*What you will do*. Identify all lines in the data containing the string "name". Copy them out.

Data listing:
● ● ● ● ● ● ●

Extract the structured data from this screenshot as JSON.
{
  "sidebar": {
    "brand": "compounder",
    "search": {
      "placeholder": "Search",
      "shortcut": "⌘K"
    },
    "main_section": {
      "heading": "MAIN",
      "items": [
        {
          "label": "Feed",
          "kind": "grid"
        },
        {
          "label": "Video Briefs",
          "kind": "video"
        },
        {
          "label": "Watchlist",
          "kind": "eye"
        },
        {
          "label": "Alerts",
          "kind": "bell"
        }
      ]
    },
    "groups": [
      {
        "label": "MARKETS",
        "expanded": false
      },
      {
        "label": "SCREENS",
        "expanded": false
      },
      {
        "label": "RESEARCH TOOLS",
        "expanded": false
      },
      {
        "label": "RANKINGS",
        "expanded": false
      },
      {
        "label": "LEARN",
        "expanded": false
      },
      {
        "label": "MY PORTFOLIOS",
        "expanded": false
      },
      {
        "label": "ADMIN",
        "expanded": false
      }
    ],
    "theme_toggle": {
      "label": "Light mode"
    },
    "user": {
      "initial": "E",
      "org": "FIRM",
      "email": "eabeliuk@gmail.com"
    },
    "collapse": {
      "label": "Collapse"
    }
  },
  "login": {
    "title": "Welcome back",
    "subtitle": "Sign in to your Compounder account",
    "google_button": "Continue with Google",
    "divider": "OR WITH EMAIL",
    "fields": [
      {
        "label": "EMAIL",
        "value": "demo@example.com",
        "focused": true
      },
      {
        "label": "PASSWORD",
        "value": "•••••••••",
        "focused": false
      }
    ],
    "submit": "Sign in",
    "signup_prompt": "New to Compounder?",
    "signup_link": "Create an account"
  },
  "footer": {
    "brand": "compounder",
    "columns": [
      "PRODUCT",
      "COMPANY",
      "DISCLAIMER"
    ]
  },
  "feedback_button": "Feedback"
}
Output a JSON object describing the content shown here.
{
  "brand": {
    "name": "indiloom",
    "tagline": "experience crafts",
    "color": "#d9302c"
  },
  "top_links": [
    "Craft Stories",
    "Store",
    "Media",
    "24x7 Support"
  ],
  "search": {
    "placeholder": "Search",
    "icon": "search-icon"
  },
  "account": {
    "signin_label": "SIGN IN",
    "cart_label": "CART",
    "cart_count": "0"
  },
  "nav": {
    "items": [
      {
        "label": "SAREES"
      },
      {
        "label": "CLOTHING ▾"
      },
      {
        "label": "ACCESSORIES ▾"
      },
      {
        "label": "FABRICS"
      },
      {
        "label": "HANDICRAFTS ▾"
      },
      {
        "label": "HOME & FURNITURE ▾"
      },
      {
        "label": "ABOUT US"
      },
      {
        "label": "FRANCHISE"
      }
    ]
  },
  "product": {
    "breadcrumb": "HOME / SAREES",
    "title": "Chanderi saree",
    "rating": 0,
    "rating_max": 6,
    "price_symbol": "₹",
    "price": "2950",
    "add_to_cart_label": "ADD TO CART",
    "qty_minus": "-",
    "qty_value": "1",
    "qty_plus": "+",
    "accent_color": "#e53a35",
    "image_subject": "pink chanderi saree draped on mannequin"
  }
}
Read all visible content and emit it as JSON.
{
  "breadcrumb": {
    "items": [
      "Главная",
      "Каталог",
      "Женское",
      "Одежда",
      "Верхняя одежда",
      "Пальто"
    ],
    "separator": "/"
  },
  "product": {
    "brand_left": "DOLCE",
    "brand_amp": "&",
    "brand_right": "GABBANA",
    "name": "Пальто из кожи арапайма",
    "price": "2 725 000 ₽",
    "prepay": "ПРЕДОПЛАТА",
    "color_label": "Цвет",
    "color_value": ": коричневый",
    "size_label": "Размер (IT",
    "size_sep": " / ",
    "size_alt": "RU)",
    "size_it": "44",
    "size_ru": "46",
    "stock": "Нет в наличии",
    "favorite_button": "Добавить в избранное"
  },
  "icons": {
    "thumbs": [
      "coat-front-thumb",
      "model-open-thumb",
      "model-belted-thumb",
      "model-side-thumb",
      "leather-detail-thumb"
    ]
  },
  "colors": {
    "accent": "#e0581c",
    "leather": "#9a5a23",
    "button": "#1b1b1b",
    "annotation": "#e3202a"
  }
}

● ● ● ● ● ● ●

*Expected answer*.
    "name": "indiloom",
    "name": "Пальто из кожи арапайма",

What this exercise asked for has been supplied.